— START OF Data for the task —

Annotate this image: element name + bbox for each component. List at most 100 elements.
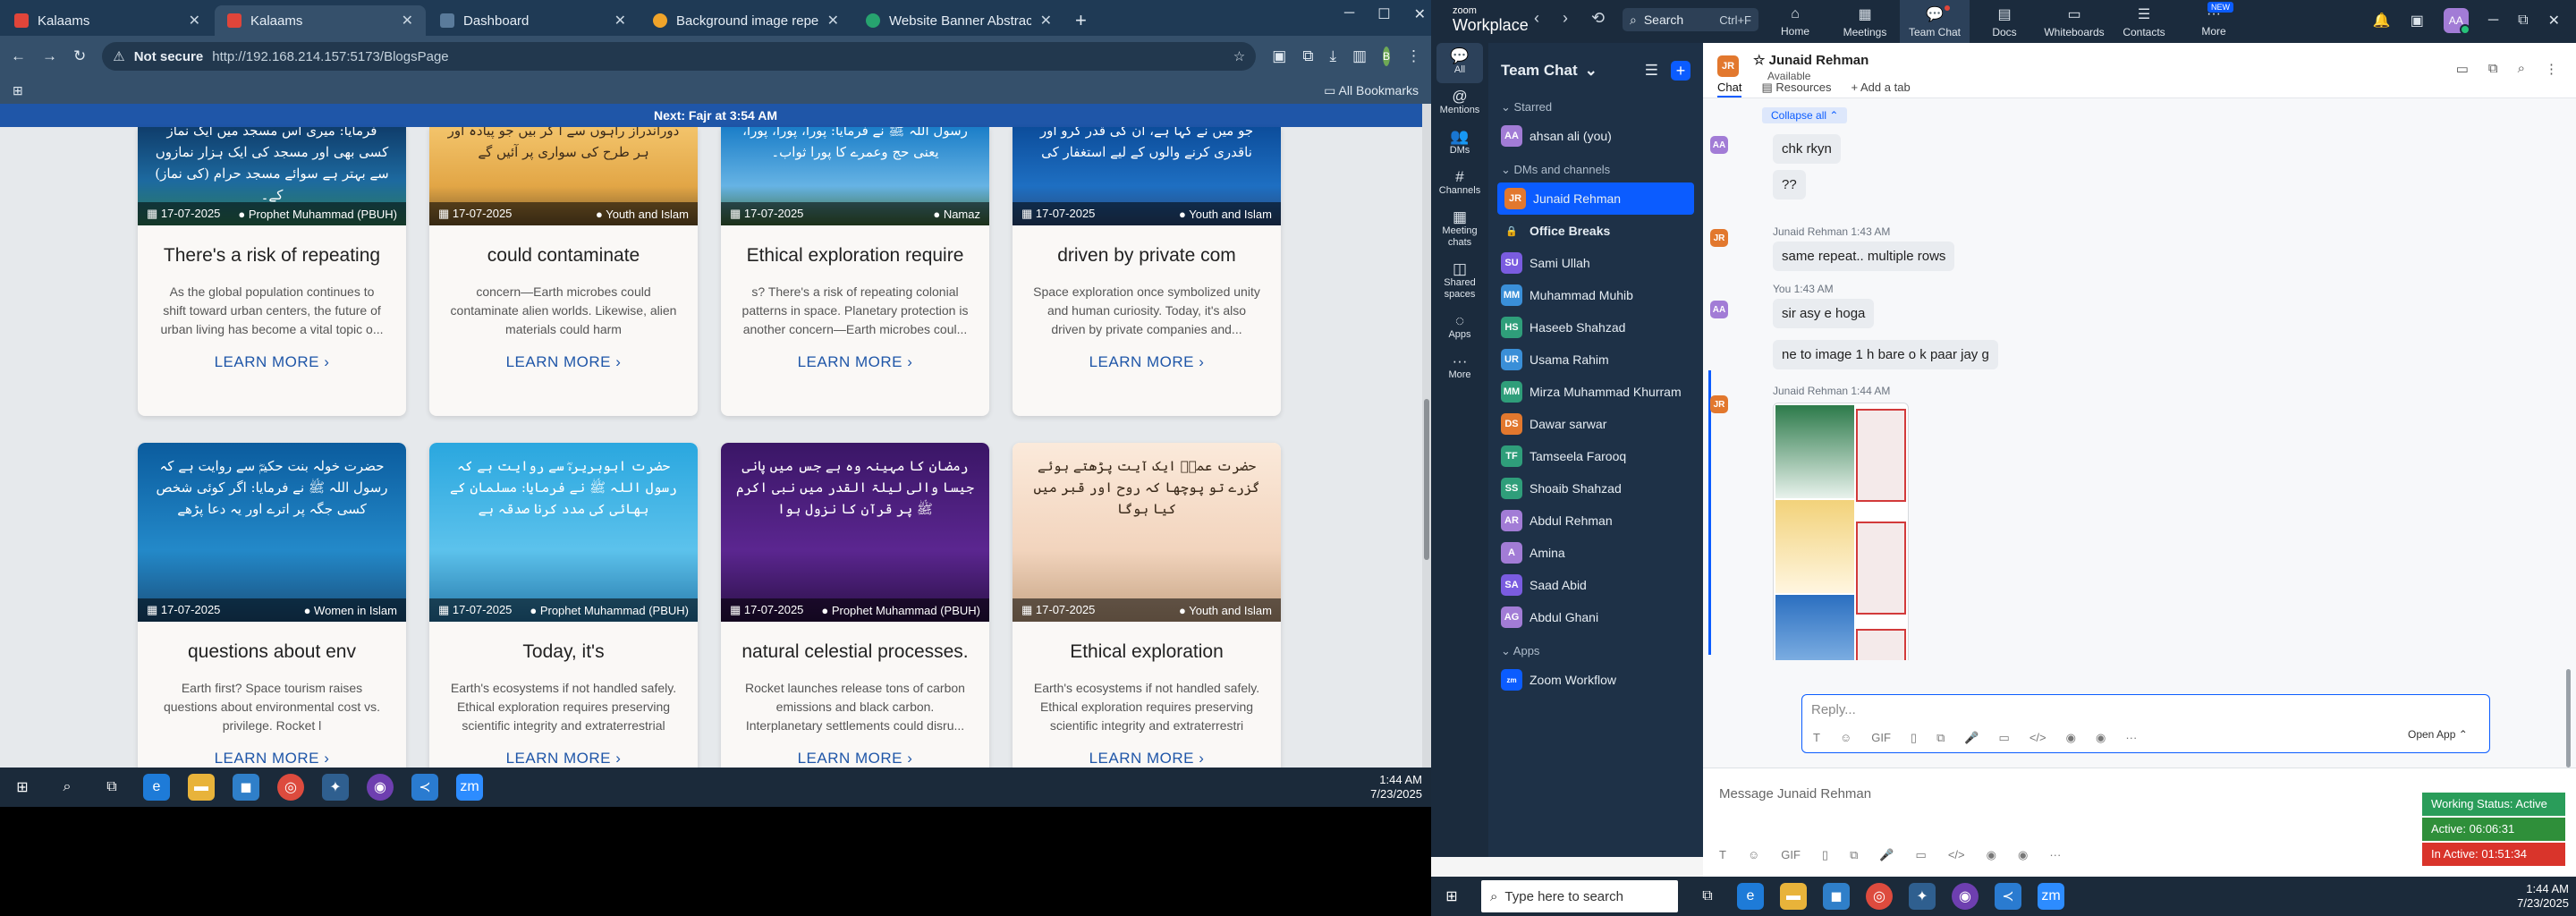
new-tab-button[interactable]: + (1064, 5, 1097, 36)
app-item[interactable]: zm Zoom Workflow (1488, 664, 1703, 696)
rail-more[interactable]: ··· More (1431, 348, 1488, 388)
app-icon[interactable]: ✦ (322, 774, 349, 801)
contact-item[interactable]: SU Sami Ullah (1488, 247, 1703, 279)
file-explorer-icon[interactable]: ▬ (1780, 883, 1807, 910)
contact-item[interactable]: AG Abdul Ghani (1488, 601, 1703, 633)
contact-item-active[interactable]: JR Junaid Rehman (1497, 182, 1694, 215)
windows-start-icon[interactable]: ⊞ (9, 774, 36, 801)
format-icon[interactable]: T (1813, 731, 1820, 745)
image-attachment[interactable] (1773, 403, 1909, 660)
maximize-icon[interactable]: ☐ (1377, 5, 1390, 23)
history-icon[interactable]: ⟲ (1591, 9, 1605, 28)
rail-meeting-chats[interactable]: ▦ Meeting chats (1431, 204, 1488, 256)
video-clip-icon[interactable]: ▭ (1999, 731, 2010, 745)
app-icon[interactable]: ◉ (2066, 731, 2076, 745)
contact-item[interactable]: UR Usama Rahim (1488, 344, 1703, 376)
zoom-search[interactable]: ⌕ Search Ctrl+F (1623, 8, 1758, 31)
minimize-icon[interactable]: ─ (2488, 13, 2498, 29)
mic-icon[interactable]: 🎤 (1964, 731, 1979, 745)
contact-item[interactable]: MM Mirza Muhammad Khurram (1488, 376, 1703, 408)
contact-item[interactable]: DS Dawar sarwar (1488, 408, 1703, 440)
rail-apps[interactable]: ◌ Apps (1431, 308, 1488, 348)
download-icon[interactable]: ⤓ (1329, 47, 1336, 65)
file-icon[interactable]: ▯ (1822, 848, 1828, 862)
forward-icon[interactable]: → (42, 47, 57, 65)
forward-icon[interactable]: › (1563, 9, 1568, 28)
edge-icon[interactable]: e (1737, 883, 1764, 910)
learn-more-link[interactable]: LEARN MORE › (429, 353, 698, 371)
new-chat-button[interactable]: + (1671, 61, 1690, 81)
taskbar-search[interactable]: ⌕ Type here to search (1481, 880, 1678, 912)
close-tab-icon[interactable]: ✕ (614, 12, 626, 30)
screen-share-icon[interactable]: ⧉ (2488, 61, 2498, 77)
browser-tab[interactable]: Dashboard ✕ (428, 5, 639, 36)
github-icon[interactable]: ◉ (1952, 883, 1979, 910)
gif-icon[interactable]: GIF (1781, 848, 1801, 862)
contact-item[interactable]: SA Saad Abid (1488, 569, 1703, 601)
tab-more[interactable]: NEW ··· More (2179, 0, 2249, 43)
profile-avatar[interactable]: B (1383, 47, 1391, 66)
filter-icon[interactable]: ☰ (1645, 62, 1658, 80)
vscode-icon[interactable]: ≺ (411, 774, 438, 801)
app-icon[interactable]: ◉ (2096, 731, 2106, 745)
minimize-icon[interactable]: ─ (1344, 5, 1354, 23)
collapse-all-button[interactable]: Collapse all ⌃ (1762, 107, 1848, 123)
rail-dms[interactable]: 👥 DMs (1431, 123, 1488, 164)
contact-item[interactable]: TF Tamseela Farooq (1488, 440, 1703, 472)
menu-dots-icon[interactable]: ⋮ (1406, 47, 1421, 65)
zoom-taskbar-icon[interactable]: zm (456, 774, 483, 801)
scrollbar-thumb[interactable] (1424, 399, 1429, 560)
reload-icon[interactable]: ↻ (73, 47, 86, 65)
learn-more-link[interactable]: LEARN MORE › (138, 750, 406, 768)
message-bubble[interactable]: same repeat.. multiple rows (1773, 242, 1955, 271)
message-bubble[interactable]: ne to image 1 h bare o k paar jay g (1773, 340, 1998, 369)
more-icon[interactable]: ··· (2125, 731, 2137, 745)
browser-tab[interactable]: Website Banner Abstract Purpl ✕ (853, 5, 1064, 36)
contact-item[interactable]: HS Haseeb Shahzad (1488, 311, 1703, 344)
learn-more-link[interactable]: LEARN MORE › (1013, 750, 1281, 768)
chat-title[interactable]: ☆ Junaid Rehman (1753, 52, 1868, 68)
edge-icon[interactable]: e (143, 774, 170, 801)
tab-home[interactable]: ⌂ Home (1760, 0, 1830, 43)
close-tab-icon[interactable]: ✕ (402, 12, 413, 30)
tab-whiteboards[interactable]: ▭ Whiteboards (2039, 0, 2109, 43)
back-icon[interactable]: ‹ (1534, 9, 1539, 28)
browser-tab[interactable]: Kalaams ✕ (2, 5, 213, 36)
contact-item[interactable]: AR Abdul Rehman (1488, 505, 1703, 537)
contact-item[interactable]: AA ahsan ali (you) (1488, 120, 1703, 152)
message-bubble[interactable]: sir asy e hoga (1773, 299, 1875, 328)
chevron-down-icon[interactable]: ⌄ (1585, 62, 1597, 80)
close-tab-icon[interactable]: ✕ (1040, 12, 1052, 30)
format-icon[interactable]: T (1719, 848, 1726, 862)
page-scrollbar[interactable] (1422, 104, 1431, 768)
screenshot-icon[interactable]: ⧉ (1850, 848, 1858, 862)
emoji-icon[interactable]: ☺ (1748, 848, 1759, 862)
close-tab-icon[interactable]: ✕ (189, 12, 200, 30)
bell-icon[interactable]: 🔔 (2373, 12, 2391, 30)
more-icon[interactable]: ··· (2049, 848, 2061, 862)
all-bookmarks-button[interactable]: ▭ All Bookmarks (1324, 83, 1419, 98)
user-avatar[interactable]: AA (2443, 8, 2470, 35)
learn-more-link[interactable]: LEARN MORE › (721, 353, 989, 371)
section-apps[interactable]: ⌄ Apps (1488, 633, 1703, 664)
panel-icon[interactable]: ▣ (2411, 12, 2424, 30)
browser-tab-active[interactable]: Kalaams ✕ (215, 5, 426, 36)
search-icon[interactable]: ⌕ (2518, 61, 2525, 77)
close-window-icon[interactable]: ✕ (2548, 12, 2560, 30)
task-view-icon[interactable]: ⧉ (98, 774, 125, 801)
section-dms-channels[interactable]: ⌄ DMs and channels (1488, 152, 1703, 182)
store-icon[interactable]: ◼ (233, 774, 259, 801)
github-icon[interactable]: ◉ (367, 774, 394, 801)
rail-channels[interactable]: # Channels (1431, 164, 1488, 204)
search-icon[interactable]: ⌕ (54, 774, 80, 801)
tab-meetings[interactable]: ▦ Meetings (1830, 0, 1900, 43)
apps-grid-icon[interactable]: ⊞ (13, 83, 23, 98)
vscode-icon[interactable]: ≺ (1995, 883, 2021, 910)
contact-item[interactable]: MM Muhammad Muhib (1488, 279, 1703, 311)
tab-add[interactable]: + Add a tab (1852, 81, 1911, 98)
menu-dots-icon[interactable]: ⋮ (2545, 61, 2558, 77)
message-bubble[interactable]: chk rkyn (1773, 134, 1841, 164)
back-icon[interactable]: ← (11, 47, 26, 65)
tab-contacts[interactable]: ☰ Contacts (2109, 0, 2179, 43)
contact-item[interactable]: SS Shoaib Shahzad (1488, 472, 1703, 505)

— END OF Data for the task —

■ Given task
Write out all of the lines above word for word, leaving out the picture.

■ Result of the exercise
Annotate this image: element name + bbox for each component. List at most 100 elements.
new-tab-button[interactable]: + (1064, 5, 1097, 36)
app-item[interactable]: zm Zoom Workflow (1488, 664, 1703, 696)
rail-more[interactable]: ··· More (1431, 348, 1488, 388)
app-icon[interactable]: ✦ (322, 774, 349, 801)
contact-item[interactable]: SU Sami Ullah (1488, 247, 1703, 279)
file-explorer-icon[interactable]: ▬ (1780, 883, 1807, 910)
contact-item[interactable]: AG Abdul Ghani (1488, 601, 1703, 633)
contact-item-active[interactable]: JR Junaid Rehman (1497, 182, 1694, 215)
windows-start-icon[interactable]: ⊞ (9, 774, 36, 801)
format-icon[interactable]: T (1813, 731, 1820, 745)
image-attachment[interactable] (1773, 403, 1909, 660)
maximize-icon[interactable]: ☐ (1377, 5, 1390, 23)
history-icon[interactable]: ⟲ (1591, 9, 1605, 28)
rail-meeting-chats[interactable]: ▦ Meeting chats (1431, 204, 1488, 256)
video-clip-icon[interactable]: ▭ (1999, 731, 2010, 745)
app-icon[interactable]: ◉ (2066, 731, 2076, 745)
contact-item[interactable]: UR Usama Rahim (1488, 344, 1703, 376)
zoom-search[interactable]: ⌕ Search Ctrl+F (1623, 8, 1758, 31)
minimize-icon[interactable]: ─ (2488, 13, 2498, 29)
mic-icon[interactable]: 🎤 (1964, 731, 1979, 745)
contact-item[interactable]: MM Mirza Muhammad Khurram (1488, 376, 1703, 408)
contact-item[interactable]: DS Dawar sarwar (1488, 408, 1703, 440)
rail-apps[interactable]: ◌ Apps (1431, 308, 1488, 348)
download-icon[interactable]: ⤓ (1329, 47, 1336, 65)
file-icon[interactable]: ▯ (1822, 848, 1828, 862)
forward-icon[interactable]: → (42, 47, 57, 65)
forward-icon[interactable]: › (1563, 9, 1568, 28)
edge-icon[interactable]: e (1737, 883, 1764, 910)
learn-more-link[interactable]: LEARN MORE › (429, 353, 698, 371)
new-chat-button[interactable]: + (1671, 61, 1690, 81)
taskbar-search[interactable]: ⌕ Type here to search (1481, 880, 1678, 912)
close-tab-icon[interactable]: ✕ (614, 12, 626, 30)
screen-share-icon[interactable]: ⧉ (2488, 61, 2498, 77)
browser-tab[interactable]: Dashboard ✕ (428, 5, 639, 36)
github-icon[interactable]: ◉ (1952, 883, 1979, 910)
gif-icon[interactable]: GIF (1781, 848, 1801, 862)
contact-item[interactable]: SA Saad Abid (1488, 569, 1703, 601)
tab-more[interactable]: NEW ··· More (2179, 0, 2249, 43)
profile-avatar[interactable]: B (1383, 47, 1391, 66)
filter-icon[interactable]: ☰ (1645, 62, 1658, 80)
vscode-icon[interactable]: ≺ (411, 774, 438, 801)
app-icon[interactable]: ◉ (2096, 731, 2106, 745)
minimize-icon[interactable]: ─ (1344, 5, 1354, 23)
collapse-all-button[interactable]: Collapse all ⌃ (1762, 107, 1848, 123)
rail-dms[interactable]: 👥 DMs (1431, 123, 1488, 164)
contact-item[interactable]: TF Tamseela Farooq (1488, 440, 1703, 472)
menu-dots-icon[interactable]: ⋮ (1406, 47, 1421, 65)
zoom-taskbar-icon[interactable]: zm (456, 774, 483, 801)
scrollbar-thumb[interactable] (1424, 399, 1429, 560)
reload-icon[interactable]: ↻ (73, 47, 86, 65)
learn-more-link[interactable]: LEARN MORE › (138, 750, 406, 768)
message-bubble[interactable]: same repeat.. multiple rows (1773, 242, 1955, 271)
message-bubble[interactable]: ne to image 1 h bare o k paar jay g (1773, 340, 1998, 369)
more-icon[interactable]: ··· (2125, 731, 2137, 745)
browser-tab[interactable]: Website Banner Abstract Purpl ✕ (853, 5, 1064, 36)
contact-item[interactable]: HS Haseeb Shahzad (1488, 311, 1703, 344)
learn-more-link[interactable]: LEARN MORE › (1013, 750, 1281, 768)
chat-title[interactable]: ☆ Junaid Rehman (1753, 52, 1868, 68)
edge-icon[interactable]: e (143, 774, 170, 801)
tab-home[interactable]: ⌂ Home (1760, 0, 1830, 43)
close-tab-icon[interactable]: ✕ (402, 12, 413, 30)
tab-whiteboards[interactable]: ▭ Whiteboards (2039, 0, 2109, 43)
back-icon[interactable]: ‹ (1534, 9, 1539, 28)
browser-tab[interactable]: Kalaams ✕ (2, 5, 213, 36)
contact-item[interactable]: AR Abdul Rehman (1488, 505, 1703, 537)
contact-item[interactable]: AA ahsan ali (you) (1488, 120, 1703, 152)
message-bubble[interactable]: sir asy e hoga (1773, 299, 1875, 328)
chevron-down-icon[interactable]: ⌄ (1585, 62, 1597, 80)
close-tab-icon[interactable]: ✕ (1040, 12, 1052, 30)
format-icon[interactable]: T (1719, 848, 1726, 862)
page-scrollbar[interactable] (1422, 104, 1431, 768)
screenshot-icon[interactable]: ⧉ (1850, 848, 1858, 862)
emoji-icon[interactable]: ☺ (1748, 848, 1759, 862)
close-tab-icon[interactable]: ✕ (189, 12, 200, 30)
bell-icon[interactable]: 🔔 (2373, 12, 2391, 30)
more-icon[interactable]: ··· (2049, 848, 2061, 862)
all-bookmarks-button[interactable]: ▭ All Bookmarks (1324, 83, 1419, 98)
user-avatar[interactable]: AA (2443, 8, 2470, 35)
learn-more-link[interactable]: LEARN MORE › (721, 353, 989, 371)
section-apps[interactable]: ⌄ Apps (1488, 633, 1703, 664)
panel-icon[interactable]: ▣ (2411, 12, 2424, 30)
browser-tab-active[interactable]: Kalaams ✕ (215, 5, 426, 36)
search-icon[interactable]: ⌕ (2518, 61, 2525, 77)
close-window-icon[interactable]: ✕ (2548, 12, 2560, 30)
task-view-icon[interactable]: ⧉ (98, 774, 125, 801)
section-dms-channels[interactable]: ⌄ DMs and channels (1488, 152, 1703, 182)
store-icon[interactable]: ◼ (233, 774, 259, 801)
github-icon[interactable]: ◉ (367, 774, 394, 801)
rail-channels[interactable]: # Channels (1431, 164, 1488, 204)
search-icon[interactable]: ⌕ (54, 774, 80, 801)
tab-meetings[interactable]: ▦ Meetings (1830, 0, 1900, 43)
apps-grid-icon[interactable]: ⊞ (13, 83, 23, 98)
vscode-icon[interactable]: ≺ (1995, 883, 2021, 910)
contact-item[interactable]: MM Muhammad Muhib (1488, 279, 1703, 311)
tab-add[interactable]: + Add a tab (1852, 81, 1911, 98)
menu-dots-icon[interactable]: ⋮ (2545, 61, 2558, 77)
message-bubble[interactable]: chk rkyn (1773, 134, 1841, 164)
back-icon[interactable]: ← (11, 47, 26, 65)
tab-contacts[interactable]: ☰ Contacts (2109, 0, 2179, 43)
contact-item[interactable]: SS Shoaib Shahzad (1488, 472, 1703, 505)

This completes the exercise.